What this task involves: Copy out everything in the listing from the line containing "colorbar-segment [396,652,483,678]" down to the line containing "colorbar-tick-label: −0.72 [206,683,250,699]", with both of those lines included.

Extracted data entries
┄┄┄┄┄┄┄┄┄┄

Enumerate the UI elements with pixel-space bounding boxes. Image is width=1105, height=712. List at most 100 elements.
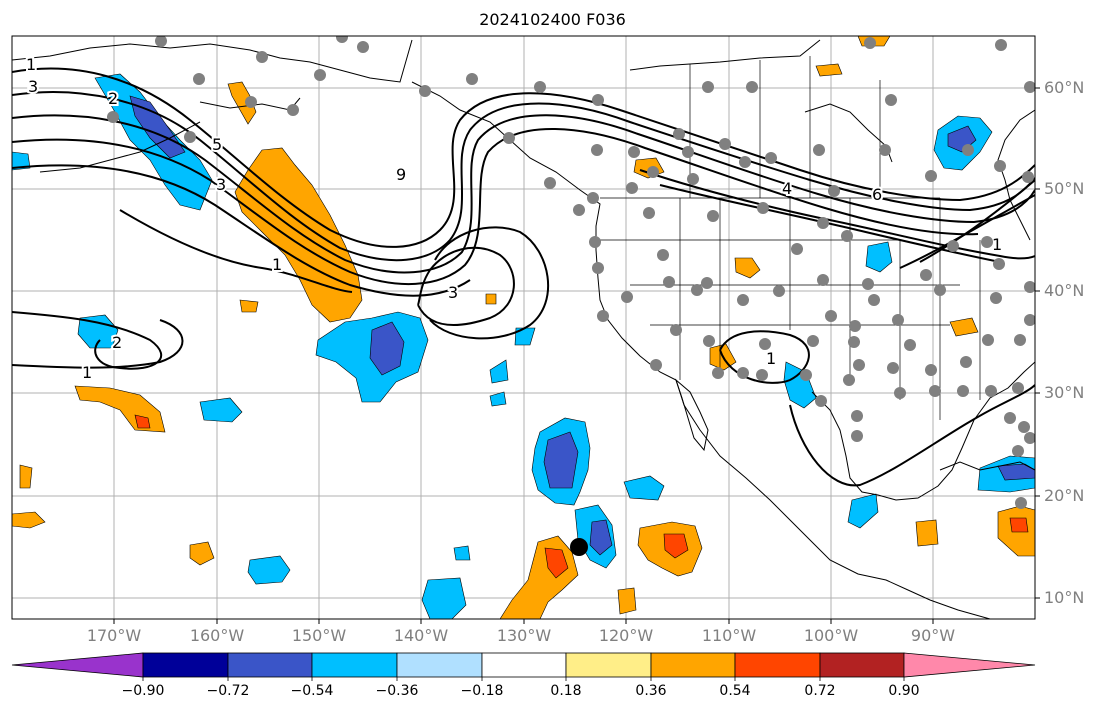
colorbar-segment [396,652,483,678]
lon-label: 100°W [803,626,859,645]
station-dot [707,210,719,222]
station-dot [807,335,819,347]
lat-label: 60°N [1044,78,1085,97]
station-dot [995,39,1007,51]
station-dot [592,262,604,274]
lon-label: 150°W [291,626,347,645]
colorbar-tick-label: −0.36 [375,683,419,699]
contour-label: 3 [448,283,458,302]
contour-label: 2 [108,89,118,108]
colorbar-tick-label: 0.36 [635,683,667,699]
station-dot [1024,81,1035,93]
lon-label: 170°W [86,626,142,645]
station-dot [920,269,932,281]
contour-label: 1 [26,55,36,74]
station-dot [925,364,937,376]
station-dot [626,182,638,194]
station-dot [534,81,546,93]
station-dot [892,314,904,326]
station-dot [1004,412,1016,424]
contour-label: 1 [82,363,92,382]
station-dot [503,132,515,144]
station-dot [853,359,865,371]
station-dot [1024,281,1035,293]
station-dot [841,230,853,242]
station-dot [628,146,640,158]
station-dot [990,292,1002,304]
contour-label: 1 [766,349,776,368]
station-dot [1024,432,1035,444]
contour-label: 6 [872,185,882,204]
lat-label: 40°N [1044,281,1085,300]
storm-center-marker [570,538,588,556]
colorbar-segment [142,652,229,678]
station-dot [757,202,769,214]
lon-label: 120°W [598,626,654,645]
station-dot [193,73,205,85]
station-dot [107,111,119,123]
contour-label: 5 [212,135,222,154]
contour-labels: 1 3 2 5 3 9 3 1 2 1 1 4 6 1 [24,53,1004,384]
station-dot [701,277,713,289]
station-dot [765,152,777,164]
station-dot [737,294,749,306]
station-markers [107,36,1035,509]
colorbar-tick-label: −0.54 [290,683,334,699]
lon-label: 160°W [189,626,245,645]
colorbar-tick-label: −0.72 [206,683,250,699]
station-dot [756,369,768,381]
station-dot [419,85,431,97]
station-dot [737,367,749,379]
station-dot [621,291,633,303]
station-dot [759,338,771,350]
colorbar-segment [903,652,1036,678]
coastlines [12,39,1035,619]
contour-label: 9 [396,165,406,184]
contour-label: 2 [112,333,122,352]
map-title: 2024102400 F036 [479,10,626,29]
station-dot [746,81,758,93]
colorbar-tick-label: 0.54 [719,683,751,699]
station-dot [670,324,682,336]
station-dot [643,207,655,219]
station-dot [663,276,675,288]
contour-lines [12,67,1035,487]
station-dot [851,430,863,442]
colorbar-tick-label: 0.72 [804,683,836,699]
lat-label: 50°N [1044,179,1085,198]
station-dot [851,410,863,422]
lon-label: 90°W [910,626,956,645]
contour-label: 1 [992,235,1002,254]
station-dot [336,36,348,43]
colorbar-segment [734,652,821,678]
station-dot [687,173,699,185]
positive-anomaly-region [234,147,363,323]
station-dot [314,69,326,81]
colorbar-segment [227,652,313,678]
station-dot [962,144,974,156]
station-dot [587,192,599,204]
station-dot [879,144,891,156]
station-dot [155,36,167,47]
station-dot [985,385,997,397]
station-dot [702,81,714,93]
station-dot [848,336,860,348]
shaded-field [12,36,1035,619]
station-dot [287,104,299,116]
station-dot [739,156,751,168]
lon-label: 110°W [701,626,757,645]
lat-label: 30°N [1044,383,1085,402]
station-dot [592,94,604,106]
station-dot [1012,445,1024,457]
station-dot [925,170,937,182]
negative-anomaly-region [94,73,213,211]
colorbar-segment [11,652,144,678]
station-dot [894,387,906,399]
station-dot [825,310,837,322]
station-dot [1014,334,1026,346]
station-dot [862,278,874,290]
lon-label: 130°W [496,626,552,645]
station-dot [719,138,731,150]
station-dot [712,367,724,379]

┄┄┄┄┄┄┄┄┄┄

Problem solution:
colorbar-segment [396,652,483,678]
lon-label: 100°W [803,626,859,645]
station-dot [707,210,719,222]
station-dot [807,335,819,347]
lat-label: 60°N [1044,78,1085,97]
station-dot [995,39,1007,51]
station-dot [592,262,604,274]
lon-label: 150°W [291,626,347,645]
colorbar-tick-label: −0.36 [375,683,419,699]
contour-label: 3 [448,283,458,302]
contour-label: 2 [108,89,118,108]
colorbar-tick-label: 0.36 [635,683,667,699]
station-dot [1024,81,1035,93]
lon-label: 170°W [86,626,142,645]
station-dot [920,269,932,281]
contour-label: 1 [26,55,36,74]
station-dot [925,364,937,376]
station-dot [626,182,638,194]
station-dot [534,81,546,93]
station-dot [892,314,904,326]
station-dot [1004,412,1016,424]
contour-label: 1 [82,363,92,382]
station-dot [503,132,515,144]
station-dot [853,359,865,371]
station-dot [1024,281,1035,293]
station-dot [841,230,853,242]
station-dot [628,146,640,158]
station-dot [990,292,1002,304]
contour-label: 1 [766,349,776,368]
station-dot [1024,432,1035,444]
contour-label: 6 [872,185,882,204]
lat-label: 40°N [1044,281,1085,300]
storm-center-marker [570,538,588,556]
colorbar-segment [142,652,229,678]
station-dot [757,202,769,214]
lon-label: 120°W [598,626,654,645]
station-dot [193,73,205,85]
station-dot [107,111,119,123]
contour-label: 5 [212,135,222,154]
contour-labels: 1 3 2 5 3 9 3 1 2 1 1 4 6 1 [24,53,1004,384]
station-dot [701,277,713,289]
station-dot [765,152,777,164]
station-dot [737,294,749,306]
station-markers [107,36,1035,509]
colorbar-tick-label: −0.54 [290,683,334,699]
lon-label: 160°W [189,626,245,645]
colorbar-tick-label: −0.72 [206,683,250,699]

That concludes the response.